[start Stored records]

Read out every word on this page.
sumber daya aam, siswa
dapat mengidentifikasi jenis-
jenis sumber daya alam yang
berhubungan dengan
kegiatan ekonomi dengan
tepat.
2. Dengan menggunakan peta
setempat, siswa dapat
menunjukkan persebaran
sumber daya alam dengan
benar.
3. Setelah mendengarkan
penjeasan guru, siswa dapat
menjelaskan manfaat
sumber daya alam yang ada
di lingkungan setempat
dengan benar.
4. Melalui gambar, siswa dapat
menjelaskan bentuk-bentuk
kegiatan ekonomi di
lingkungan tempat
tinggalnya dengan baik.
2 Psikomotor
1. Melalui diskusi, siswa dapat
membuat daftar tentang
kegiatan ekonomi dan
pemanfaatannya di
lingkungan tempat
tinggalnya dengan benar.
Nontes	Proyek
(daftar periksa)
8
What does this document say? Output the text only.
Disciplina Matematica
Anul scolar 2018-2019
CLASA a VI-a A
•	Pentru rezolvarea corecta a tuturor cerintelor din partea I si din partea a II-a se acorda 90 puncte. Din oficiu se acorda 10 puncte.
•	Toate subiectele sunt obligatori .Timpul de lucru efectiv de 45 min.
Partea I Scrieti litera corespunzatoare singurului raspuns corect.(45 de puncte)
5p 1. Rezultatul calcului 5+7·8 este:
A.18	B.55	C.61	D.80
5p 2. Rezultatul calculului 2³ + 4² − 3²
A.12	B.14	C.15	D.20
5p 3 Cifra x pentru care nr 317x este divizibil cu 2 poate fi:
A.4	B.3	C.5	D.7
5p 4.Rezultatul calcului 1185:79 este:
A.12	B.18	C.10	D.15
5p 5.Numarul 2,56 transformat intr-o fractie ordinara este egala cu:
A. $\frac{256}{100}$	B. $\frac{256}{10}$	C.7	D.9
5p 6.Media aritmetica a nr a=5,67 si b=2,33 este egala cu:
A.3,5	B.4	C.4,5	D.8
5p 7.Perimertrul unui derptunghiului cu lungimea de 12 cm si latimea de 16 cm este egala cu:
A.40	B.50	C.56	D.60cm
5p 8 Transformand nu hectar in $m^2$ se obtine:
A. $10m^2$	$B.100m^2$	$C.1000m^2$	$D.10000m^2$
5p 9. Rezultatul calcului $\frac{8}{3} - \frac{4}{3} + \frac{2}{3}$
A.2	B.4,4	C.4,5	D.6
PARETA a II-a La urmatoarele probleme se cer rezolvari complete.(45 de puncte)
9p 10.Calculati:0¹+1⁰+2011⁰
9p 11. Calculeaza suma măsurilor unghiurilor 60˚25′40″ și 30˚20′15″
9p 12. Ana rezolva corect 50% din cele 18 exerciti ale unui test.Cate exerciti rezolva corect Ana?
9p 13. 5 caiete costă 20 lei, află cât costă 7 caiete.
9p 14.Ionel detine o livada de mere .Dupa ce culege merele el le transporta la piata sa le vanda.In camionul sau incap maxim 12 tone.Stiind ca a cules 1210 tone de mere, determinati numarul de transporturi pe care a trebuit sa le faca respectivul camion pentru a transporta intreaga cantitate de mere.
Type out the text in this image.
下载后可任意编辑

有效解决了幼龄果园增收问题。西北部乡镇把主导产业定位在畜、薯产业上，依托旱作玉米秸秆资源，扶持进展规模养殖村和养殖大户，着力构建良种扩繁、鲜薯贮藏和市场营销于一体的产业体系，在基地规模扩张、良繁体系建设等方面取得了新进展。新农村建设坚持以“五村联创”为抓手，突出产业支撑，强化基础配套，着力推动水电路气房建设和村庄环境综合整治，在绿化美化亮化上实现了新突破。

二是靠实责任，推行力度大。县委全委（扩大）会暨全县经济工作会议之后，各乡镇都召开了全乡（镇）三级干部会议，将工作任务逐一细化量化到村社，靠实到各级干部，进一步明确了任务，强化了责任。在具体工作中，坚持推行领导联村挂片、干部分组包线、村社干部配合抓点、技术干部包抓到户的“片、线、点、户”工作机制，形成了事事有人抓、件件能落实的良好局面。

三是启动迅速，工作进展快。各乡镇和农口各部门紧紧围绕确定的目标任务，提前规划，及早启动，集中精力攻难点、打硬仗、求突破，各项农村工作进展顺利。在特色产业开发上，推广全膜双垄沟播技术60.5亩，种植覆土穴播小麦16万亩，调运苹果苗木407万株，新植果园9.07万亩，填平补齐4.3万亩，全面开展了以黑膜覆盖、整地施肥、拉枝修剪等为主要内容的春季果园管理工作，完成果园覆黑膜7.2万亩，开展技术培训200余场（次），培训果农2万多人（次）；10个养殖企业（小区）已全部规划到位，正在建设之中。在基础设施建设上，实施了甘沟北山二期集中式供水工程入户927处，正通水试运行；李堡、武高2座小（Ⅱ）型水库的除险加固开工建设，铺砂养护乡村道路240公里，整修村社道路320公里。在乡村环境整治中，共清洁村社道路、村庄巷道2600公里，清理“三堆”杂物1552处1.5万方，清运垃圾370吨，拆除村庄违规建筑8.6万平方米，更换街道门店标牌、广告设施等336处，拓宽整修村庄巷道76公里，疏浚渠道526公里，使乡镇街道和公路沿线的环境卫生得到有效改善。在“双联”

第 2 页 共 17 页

[end Stored records]

What you have to do
Copy all the records above precisely.

Solution to this problem
Read out every word on this page.
sumber daya aam, siswa
dapat mengidentifikasi jenis-
jenis sumber daya alam yang
berhubungan dengan
kegiatan ekonomi dengan
tepat.
2. Dengan menggunakan peta
setempat, siswa dapat
menunjukkan persebaran
sumber daya alam dengan
benar.
3. Setelah mendengarkan
penjeasan guru, siswa dapat
menjelaskan manfaat
sumber daya alam yang ada
di lingkungan setempat
dengan benar.
4. Melalui gambar, siswa dapat
menjelaskan bentuk-bentuk
kegiatan ekonomi di
lingkungan tempat
tinggalnya dengan baik.
2 Psikomotor
1. Melalui diskusi, siswa dapat
membuat daftar tentang
kegiatan ekonomi dan
pemanfaatannya di
lingkungan tempat
tinggalnya dengan benar.
Nontes	Proyek
(daftar periksa)
8
What does this document say? Output the text only.
Disciplina Matematica
Anul scolar 2018-2019
CLASA a VI-a A
•	Pentru rezolvarea corecta a tuturor cerintelor din partea I si din partea a II-a se acorda 90 puncte. Din oficiu se acorda 10 puncte.
•	Toate subiectele sunt obligatori .Timpul de lucru efectiv de 45 min.
Partea I Scrieti litera corespunzatoare singurului raspuns corect.(45 de puncte)
5p 1. Rezultatul calcului 5+7·8 este:
A.18	B.55	C.61	D.80
5p 2. Rezultatul calculului 2³ + 4² − 3²
A.12	B.14	C.15	D.20
5p 3 Cifra x pentru care nr 317x este divizibil cu 2 poate fi:
A.4	B.3	C.5	D.7
5p 4.Rezultatul calcului 1185:79 este:
A.12	B.18	C.10	D.15
5p 5.Numarul 2,56 transformat intr-o fractie ordinara este egala cu:
A. $\frac{256}{100}$	B. $\frac{256}{10}$	C.7	D.9
5p 6.Media aritmetica a nr a=5,67 si b=2,33 este egala cu:
A.3,5	B.4	C.4,5	D.8
5p 7.Perimertrul unui derptunghiului cu lungimea de 12 cm si latimea de 16 cm este egala cu:
A.40	B.50	C.56	D.60cm
5p 8 Transformand nu hectar in $m^2$ se obtine:
A. $10m^2$	$B.100m^2$	$C.1000m^2$	$D.10000m^2$
5p 9. Rezultatul calcului $\frac{8}{3} - \frac{4}{3} + \frac{2}{3}$
A.2	B.4,4	C.4,5	D.6
PARETA a II-a La urmatoarele probleme se cer rezolvari complete.(45 de puncte)
9p 10.Calculati:0¹+1⁰+2011⁰
9p 11. Calculeaza suma măsurilor unghiurilor 60˚25′40″ și 30˚20′15″
9p 12. Ana rezolva corect 50% din cele 18 exerciti ale unui test.Cate exerciti rezolva corect Ana?
9p 13. 5 caiete costă 20 lei, află cât costă 7 caiete.
9p 14.Ionel detine o livada de mere .Dupa ce culege merele el le transporta la piata sa le vanda.In camionul sau incap maxim 12 tone.Stiind ca a cules 1210 tone de mere, determinati numarul de transporturi pe care a trebuit sa le faca respectivul camion pentru a transporta intreaga cantitate de mere.
Type out the text in this image.
下载后可任意编辑

有效解决了幼龄果园增收问题。西北部乡镇把主导产业定位在畜、薯产业上，依托旱作玉米秸秆资源，扶持进展规模养殖村和养殖大户，着力构建良种扩繁、鲜薯贮藏和市场营销于一体的产业体系，在基地规模扩张、良繁体系建设等方面取得了新进展。新农村建设坚持以“五村联创”为抓手，突出产业支撑，强化基础配套，着力推动水电路气房建设和村庄环境综合整治，在绿化美化亮化上实现了新突破。

二是靠实责任，推行力度大。县委全委（扩大）会暨全县经济工作会议之后，各乡镇都召开了全乡（镇）三级干部会议，将工作任务逐一细化量化到村社，靠实到各级干部，进一步明确了任务，强化了责任。在具体工作中，坚持推行领导联村挂片、干部分组包线、村社干部配合抓点、技术干部包抓到户的“片、线、点、户”工作机制，形成了事事有人抓、件件能落实的良好局面。

三是启动迅速，工作进展快。各乡镇和农口各部门紧紧围绕确定的目标任务，提前规划，及早启动，集中精力攻难点、打硬仗、求突破，各项农村工作进展顺利。在特色产业开发上，推广全膜双垄沟播技术60.5亩，种植覆土穴播小麦16万亩，调运苹果苗木407万株，新植果园9.07万亩，填平补齐4.3万亩，全面开展了以黑膜覆盖、整地施肥、拉枝修剪等为主要内容的春季果园管理工作，完成果园覆黑膜7.2万亩，开展技术培训200余场（次），培训果农2万多人（次）；10个养殖企业（小区）已全部规划到位，正在建设之中。在基础设施建设上，实施了甘沟北山二期集中式供水工程入户927处，正通水试运行；李堡、武高2座小（Ⅱ）型水库的除险加固开工建设，铺砂养护乡村道路240公里，整修村社道路320公里。在乡村环境整治中，共清洁村社道路、村庄巷道2600公里，清理“三堆”杂物1552处1.5万方，清运垃圾370吨，拆除村庄违规建筑8.6万平方米，更换街道门店标牌、广告设施等336处，拓宽整修村庄巷道76公里，疏浚渠道526公里，使乡镇街道和公路沿线的环境卫生得到有效改善。在“双联”

第 2 页 共 17 页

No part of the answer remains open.